───── RECORDED DATA
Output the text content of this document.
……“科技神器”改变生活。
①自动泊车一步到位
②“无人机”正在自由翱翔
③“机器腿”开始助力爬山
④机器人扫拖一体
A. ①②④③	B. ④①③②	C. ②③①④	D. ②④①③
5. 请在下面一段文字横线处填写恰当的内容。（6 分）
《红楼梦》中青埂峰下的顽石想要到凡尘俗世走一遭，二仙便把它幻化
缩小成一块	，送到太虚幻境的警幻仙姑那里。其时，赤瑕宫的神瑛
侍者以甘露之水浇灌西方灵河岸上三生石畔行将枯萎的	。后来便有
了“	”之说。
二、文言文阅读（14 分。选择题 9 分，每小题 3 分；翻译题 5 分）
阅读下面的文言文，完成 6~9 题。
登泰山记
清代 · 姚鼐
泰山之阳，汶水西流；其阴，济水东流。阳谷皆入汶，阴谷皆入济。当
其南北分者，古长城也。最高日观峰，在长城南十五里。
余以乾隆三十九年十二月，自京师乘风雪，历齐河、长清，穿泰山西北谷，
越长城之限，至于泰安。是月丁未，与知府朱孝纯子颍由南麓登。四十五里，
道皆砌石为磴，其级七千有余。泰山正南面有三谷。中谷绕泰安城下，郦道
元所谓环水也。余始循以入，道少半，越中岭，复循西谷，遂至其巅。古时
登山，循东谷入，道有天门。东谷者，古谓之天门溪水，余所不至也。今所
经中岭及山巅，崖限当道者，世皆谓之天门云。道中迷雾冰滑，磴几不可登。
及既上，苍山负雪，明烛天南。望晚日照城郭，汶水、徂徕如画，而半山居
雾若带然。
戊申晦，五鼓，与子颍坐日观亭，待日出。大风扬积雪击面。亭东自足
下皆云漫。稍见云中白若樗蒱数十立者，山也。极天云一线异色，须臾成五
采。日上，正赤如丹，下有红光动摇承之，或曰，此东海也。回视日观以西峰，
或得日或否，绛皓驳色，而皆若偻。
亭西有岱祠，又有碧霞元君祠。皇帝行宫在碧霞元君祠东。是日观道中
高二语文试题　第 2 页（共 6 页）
──────────
───── RECORDED DATA
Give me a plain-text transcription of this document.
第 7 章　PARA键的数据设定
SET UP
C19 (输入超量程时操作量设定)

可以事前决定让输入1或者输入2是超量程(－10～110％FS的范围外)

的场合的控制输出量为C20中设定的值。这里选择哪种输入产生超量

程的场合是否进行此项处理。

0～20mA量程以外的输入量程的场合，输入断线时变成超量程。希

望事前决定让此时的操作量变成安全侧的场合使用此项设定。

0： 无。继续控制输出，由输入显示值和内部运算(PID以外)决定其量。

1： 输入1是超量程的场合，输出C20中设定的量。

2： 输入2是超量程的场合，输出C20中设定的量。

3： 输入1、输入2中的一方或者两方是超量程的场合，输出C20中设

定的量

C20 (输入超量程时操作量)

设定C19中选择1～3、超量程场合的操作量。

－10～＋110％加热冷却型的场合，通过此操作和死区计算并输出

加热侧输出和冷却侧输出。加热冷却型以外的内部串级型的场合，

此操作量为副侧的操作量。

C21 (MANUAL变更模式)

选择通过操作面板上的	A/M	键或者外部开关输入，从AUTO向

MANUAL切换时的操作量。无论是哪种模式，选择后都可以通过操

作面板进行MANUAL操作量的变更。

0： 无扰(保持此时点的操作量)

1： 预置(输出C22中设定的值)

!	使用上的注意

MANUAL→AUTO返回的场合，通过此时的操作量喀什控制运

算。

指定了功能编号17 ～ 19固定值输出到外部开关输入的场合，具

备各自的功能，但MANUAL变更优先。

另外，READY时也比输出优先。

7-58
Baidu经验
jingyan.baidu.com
──────────
- **WHAT THE TASK REQUIRES**: Copy down every line of the entries containing the word "document".

- **SOLUTION FOR THIS EXERCISE**:
Output the text content of this document.
Give me a plain-text transcription of this document.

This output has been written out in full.